>> Begin Data for this task
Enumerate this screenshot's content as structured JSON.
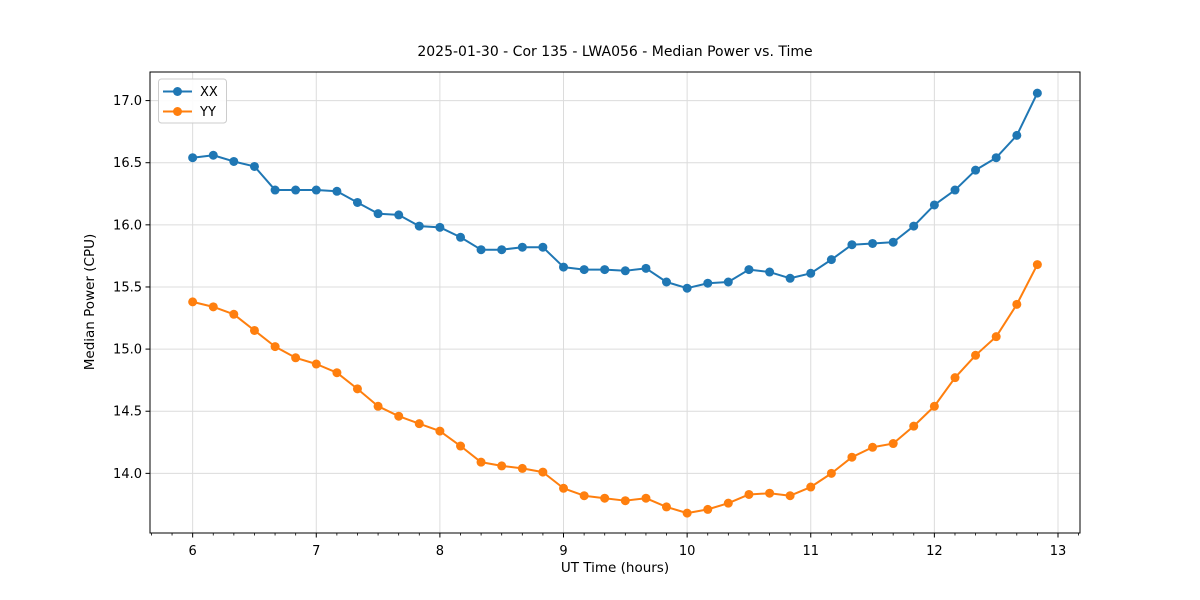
{
  "chart_data": {
    "type": "line",
    "title": "2025-01-30 - Cor 135 - LWA056 - Median Power vs. Time",
    "xlabel": "UT Time (hours)",
    "ylabel": "Median Power (CPU)",
    "xlim": [
      5.655,
      13.178
    ],
    "ylim": [
      13.52,
      17.23
    ],
    "xticks": [
      6,
      7,
      8,
      9,
      10,
      11,
      12,
      13
    ],
    "yticks": [
      14.0,
      14.5,
      15.0,
      15.5,
      16.0,
      16.5,
      17.0
    ],
    "x_minor_step": 0.1666667,
    "grid": true,
    "legend_position": "upper-left",
    "grid_color": "#dcdcdc",
    "x": [
      6.0,
      6.167,
      6.333,
      6.5,
      6.667,
      6.833,
      7.0,
      7.167,
      7.333,
      7.5,
      7.667,
      7.833,
      8.0,
      8.167,
      8.333,
      8.5,
      8.667,
      8.833,
      9.0,
      9.167,
      9.333,
      9.5,
      9.667,
      9.833,
      10.0,
      10.167,
      10.333,
      10.5,
      10.667,
      10.833,
      11.0,
      11.167,
      11.333,
      11.5,
      11.667,
      11.833,
      12.0,
      12.167,
      12.333,
      12.5,
      12.667,
      12.833
    ],
    "series": [
      {
        "name": "XX",
        "color": "#1f77b4",
        "values": [
          16.54,
          16.56,
          16.51,
          16.47,
          16.28,
          16.28,
          16.28,
          16.27,
          16.18,
          16.09,
          16.08,
          15.99,
          15.98,
          15.9,
          15.8,
          15.8,
          15.82,
          15.82,
          15.66,
          15.64,
          15.64,
          15.63,
          15.65,
          15.54,
          15.49,
          15.53,
          15.54,
          15.64,
          15.62,
          15.57,
          15.61,
          15.72,
          15.84,
          15.85,
          15.86,
          15.99,
          16.16,
          16.28,
          16.44,
          16.54,
          16.72,
          17.06
        ]
      },
      {
        "name": "YY",
        "color": "#ff7f0e",
        "values": [
          15.38,
          15.34,
          15.28,
          15.15,
          15.02,
          14.93,
          14.88,
          14.81,
          14.68,
          14.54,
          14.46,
          14.4,
          14.34,
          14.22,
          14.09,
          14.06,
          14.04,
          14.01,
          13.88,
          13.82,
          13.8,
          13.78,
          13.8,
          13.73,
          13.68,
          13.71,
          13.76,
          13.83,
          13.84,
          13.82,
          13.89,
          14.0,
          14.13,
          14.21,
          14.24,
          14.38,
          14.54,
          14.77,
          14.95,
          15.1,
          15.36,
          15.68
        ]
      }
    ]
  }
}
>> End Data for this task
- Challenge -
Transcribe the records word for word and include no pictures.

- Task solution -
Enumerate this screenshot's content as structured JSON.
{
  "chart_data": {
    "type": "line",
    "title": "2025-01-30 - Cor 135 - LWA056 - Median Power vs. Time",
    "xlabel": "UT Time (hours)",
    "ylabel": "Median Power (CPU)",
    "xlim": [
      5.655,
      13.178
    ],
    "ylim": [
      13.52,
      17.23
    ],
    "xticks": [
      6,
      7,
      8,
      9,
      10,
      11,
      12,
      13
    ],
    "yticks": [
      14.0,
      14.5,
      15.0,
      15.5,
      16.0,
      16.5,
      17.0
    ],
    "x_minor_step": 0.1666667,
    "grid": true,
    "legend_position": "upper-left",
    "grid_color": "#dcdcdc",
    "x": [
      6.0,
      6.167,
      6.333,
      6.5,
      6.667,
      6.833,
      7.0,
      7.167,
      7.333,
      7.5,
      7.667,
      7.833,
      8.0,
      8.167,
      8.333,
      8.5,
      8.667,
      8.833,
      9.0,
      9.167,
      9.333,
      9.5,
      9.667,
      9.833,
      10.0,
      10.167,
      10.333,
      10.5,
      10.667,
      10.833,
      11.0,
      11.167,
      11.333,
      11.5,
      11.667,
      11.833,
      12.0,
      12.167,
      12.333,
      12.5,
      12.667,
      12.833
    ],
    "series": [
      {
        "name": "XX",
        "color": "#1f77b4",
        "values": [
          16.54,
          16.56,
          16.51,
          16.47,
          16.28,
          16.28,
          16.28,
          16.27,
          16.18,
          16.09,
          16.08,
          15.99,
          15.98,
          15.9,
          15.8,
          15.8,
          15.82,
          15.82,
          15.66,
          15.64,
          15.64,
          15.63,
          15.65,
          15.54,
          15.49,
          15.53,
          15.54,
          15.64,
          15.62,
          15.57,
          15.61,
          15.72,
          15.84,
          15.85,
          15.86,
          15.99,
          16.16,
          16.28,
          16.44,
          16.54,
          16.72,
          17.06
        ]
      },
      {
        "name": "YY",
        "color": "#ff7f0e",
        "values": [
          15.38,
          15.34,
          15.28,
          15.15,
          15.02,
          14.93,
          14.88,
          14.81,
          14.68,
          14.54,
          14.46,
          14.4,
          14.34,
          14.22,
          14.09,
          14.06,
          14.04,
          14.01,
          13.88,
          13.82,
          13.8,
          13.78,
          13.8,
          13.73,
          13.68,
          13.71,
          13.76,
          13.83,
          13.84,
          13.82,
          13.89,
          14.0,
          14.13,
          14.21,
          14.24,
          14.38,
          14.54,
          14.77,
          14.95,
          15.1,
          15.36,
          15.68
        ]
      }
    ]
  }
}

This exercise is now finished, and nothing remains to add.